--- START RECORDS FOR THE TASK ---

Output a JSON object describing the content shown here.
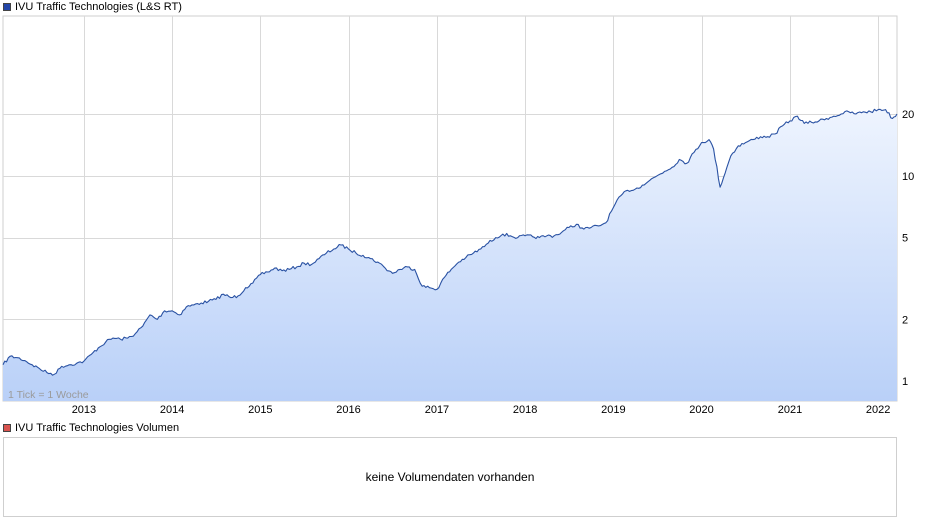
{
  "legend": {
    "price_label": "IVU Traffic Technologies (L&S RT)",
    "volume_label": "IVU Traffic Technologies Volumen"
  },
  "colors": {
    "price_swatch": "#2346a8",
    "volume_swatch": "#d9534f",
    "line": "#2a52a3",
    "fill_top": "#eef4fe",
    "fill_bottom": "#b9d0f8",
    "grid": "#d9d9d9"
  },
  "volume": {
    "message": "keine Volumendaten vorhanden"
  },
  "chart_data": {
    "type": "area",
    "annotation": "1 Tick = 1 Woche",
    "y_scale": "log",
    "ylim": [
      0.8,
      60
    ],
    "x_range": [
      "2012-02-01",
      "2022-03-20"
    ],
    "y_ticks": [
      1,
      2,
      5,
      10,
      20
    ],
    "y_tick_labels": [
      "1",
      "2",
      "5",
      "10",
      "20"
    ],
    "x_ticks": [
      "2013",
      "2014",
      "2015",
      "2016",
      "2017",
      "2018",
      "2019",
      "2020",
      "2021",
      "2022"
    ],
    "x_tick_dates": [
      "2013-01-01",
      "2014-01-01",
      "2015-01-01",
      "2016-01-01",
      "2017-01-01",
      "2018-01-01",
      "2019-01-01",
      "2020-01-01",
      "2021-01-01",
      "2022-01-01"
    ],
    "grid": true,
    "series": [
      {
        "x": [
          "2012-02-01",
          "2012-03-01",
          "2012-04-01",
          "2012-05-01",
          "2012-06-01",
          "2012-07-01",
          "2012-08-01",
          "2012-09-01",
          "2012-10-01",
          "2012-11-01",
          "2012-12-01",
          "2013-01-01",
          "2013-02-01",
          "2013-03-01",
          "2013-04-01",
          "2013-05-01",
          "2013-06-01",
          "2013-07-01",
          "2013-08-01",
          "2013-09-01",
          "2013-10-01",
          "2013-11-01",
          "2013-12-01",
          "2014-01-01",
          "2014-02-01",
          "2014-03-01",
          "2014-04-01",
          "2014-05-01",
          "2014-06-01",
          "2014-07-01",
          "2014-08-01",
          "2014-09-01",
          "2014-10-01",
          "2014-11-01",
          "2014-12-01",
          "2015-01-01",
          "2015-02-01",
          "2015-03-01",
          "2015-04-01",
          "2015-05-01",
          "2015-06-01",
          "2015-07-01",
          "2015-08-01",
          "2015-09-01",
          "2015-10-01",
          "2015-11-01",
          "2015-12-01",
          "2016-01-01",
          "2016-02-01",
          "2016-03-01",
          "2016-04-01",
          "2016-05-01",
          "2016-06-01",
          "2016-07-01",
          "2016-08-01",
          "2016-09-01",
          "2016-10-01",
          "2016-11-01",
          "2016-12-01",
          "2017-01-01",
          "2017-02-01",
          "2017-03-01",
          "2017-04-01",
          "2017-05-01",
          "2017-06-01",
          "2017-07-01",
          "2017-08-01",
          "2017-09-01",
          "2017-10-01",
          "2017-11-01",
          "2017-12-01",
          "2018-01-01",
          "2018-02-01",
          "2018-03-01",
          "2018-04-01",
          "2018-05-01",
          "2018-06-01",
          "2018-07-01",
          "2018-08-01",
          "2018-09-01",
          "2018-10-01",
          "2018-11-01",
          "2018-12-01",
          "2019-01-01",
          "2019-02-01",
          "2019-03-01",
          "2019-04-01",
          "2019-05-01",
          "2019-06-01",
          "2019-07-01",
          "2019-08-01",
          "2019-09-01",
          "2019-10-01",
          "2019-11-01",
          "2019-12-01",
          "2020-01-01",
          "2020-02-01",
          "2020-02-20",
          "2020-03-18",
          "2020-04-15",
          "2020-05-01",
          "2020-06-01",
          "2020-07-01",
          "2020-08-01",
          "2020-09-01",
          "2020-10-01",
          "2020-11-01",
          "2020-12-01",
          "2021-01-01",
          "2021-02-01",
          "2021-03-01",
          "2021-04-01",
          "2021-05-01",
          "2021-06-01",
          "2021-07-01",
          "2021-08-01",
          "2021-09-01",
          "2021-10-01",
          "2021-11-01",
          "2021-12-01",
          "2022-01-01",
          "2022-02-01",
          "2022-03-01",
          "2022-03-20"
        ],
        "values": [
          1.2,
          1.32,
          1.3,
          1.26,
          1.2,
          1.15,
          1.1,
          1.08,
          1.18,
          1.2,
          1.22,
          1.25,
          1.35,
          1.45,
          1.55,
          1.62,
          1.6,
          1.62,
          1.7,
          1.85,
          2.1,
          2.0,
          2.2,
          2.2,
          2.1,
          2.3,
          2.35,
          2.4,
          2.45,
          2.5,
          2.65,
          2.55,
          2.6,
          2.85,
          3.0,
          3.3,
          3.4,
          3.55,
          3.45,
          3.5,
          3.6,
          3.75,
          3.7,
          3.95,
          4.2,
          4.4,
          4.6,
          4.4,
          4.2,
          4.1,
          3.95,
          3.8,
          3.55,
          3.35,
          3.5,
          3.6,
          3.5,
          2.9,
          2.85,
          2.8,
          3.2,
          3.5,
          3.8,
          4.0,
          4.2,
          4.4,
          4.7,
          5.0,
          5.2,
          5.1,
          5.0,
          5.1,
          5.05,
          5.0,
          5.1,
          5.1,
          5.3,
          5.6,
          5.8,
          5.5,
          5.6,
          5.7,
          5.9,
          7.0,
          8.0,
          8.5,
          8.6,
          9.0,
          9.5,
          10.0,
          10.5,
          11.0,
          12.0,
          11.5,
          13.0,
          14.5,
          15.0,
          13.5,
          8.8,
          11.0,
          12.5,
          14.0,
          14.5,
          15.0,
          15.5,
          15.5,
          16.0,
          17.5,
          18.5,
          19.5,
          18.0,
          18.2,
          18.5,
          19.0,
          19.5,
          20.0,
          20.5,
          20.0,
          20.5,
          20.5,
          21.0,
          21.0,
          19.0,
          20.0
        ]
      }
    ]
  }
}
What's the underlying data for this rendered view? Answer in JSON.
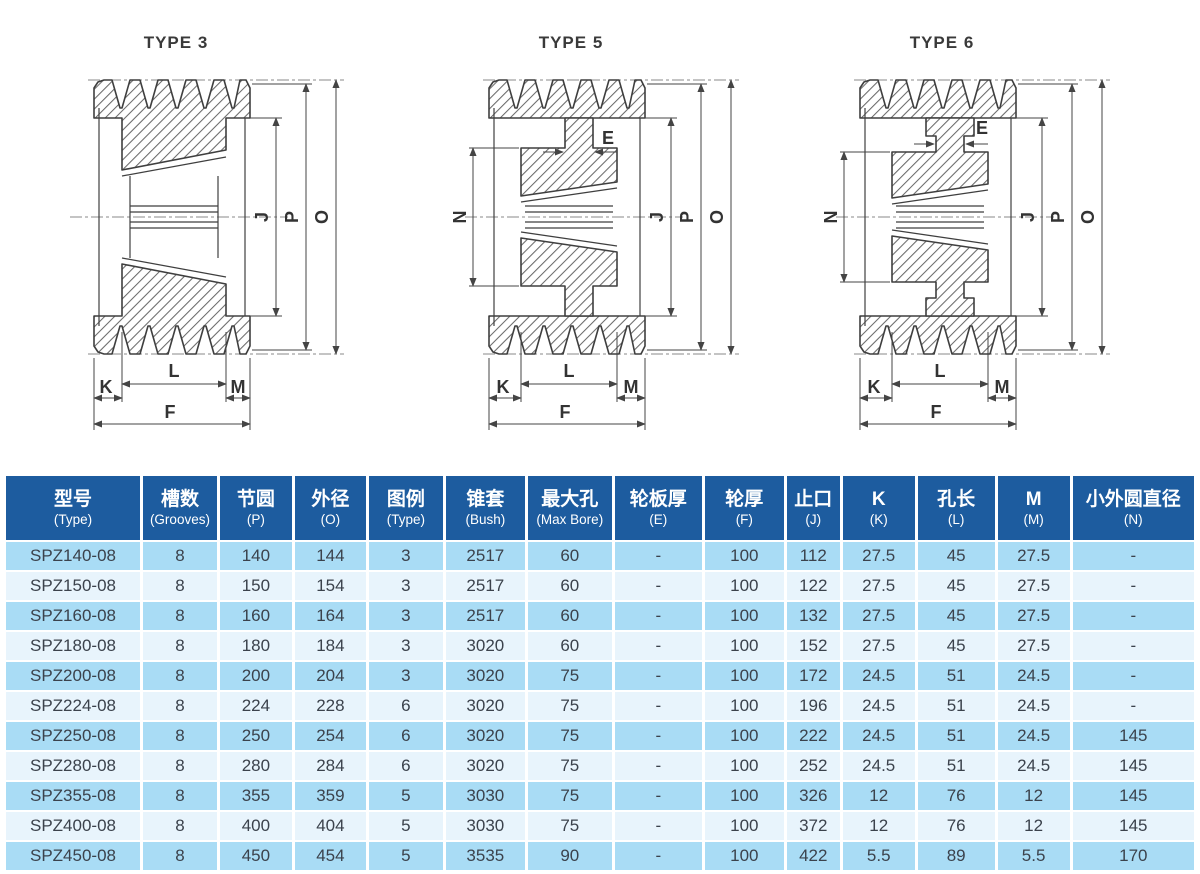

--- END RECORDS FOR THE TASK ---

▸ **WORK INSTRUCTIONS**: Work through the records above line by line and count those that hold the string "Traffic". Give only the result.

▸ **FINISHED EXERCISE**: 2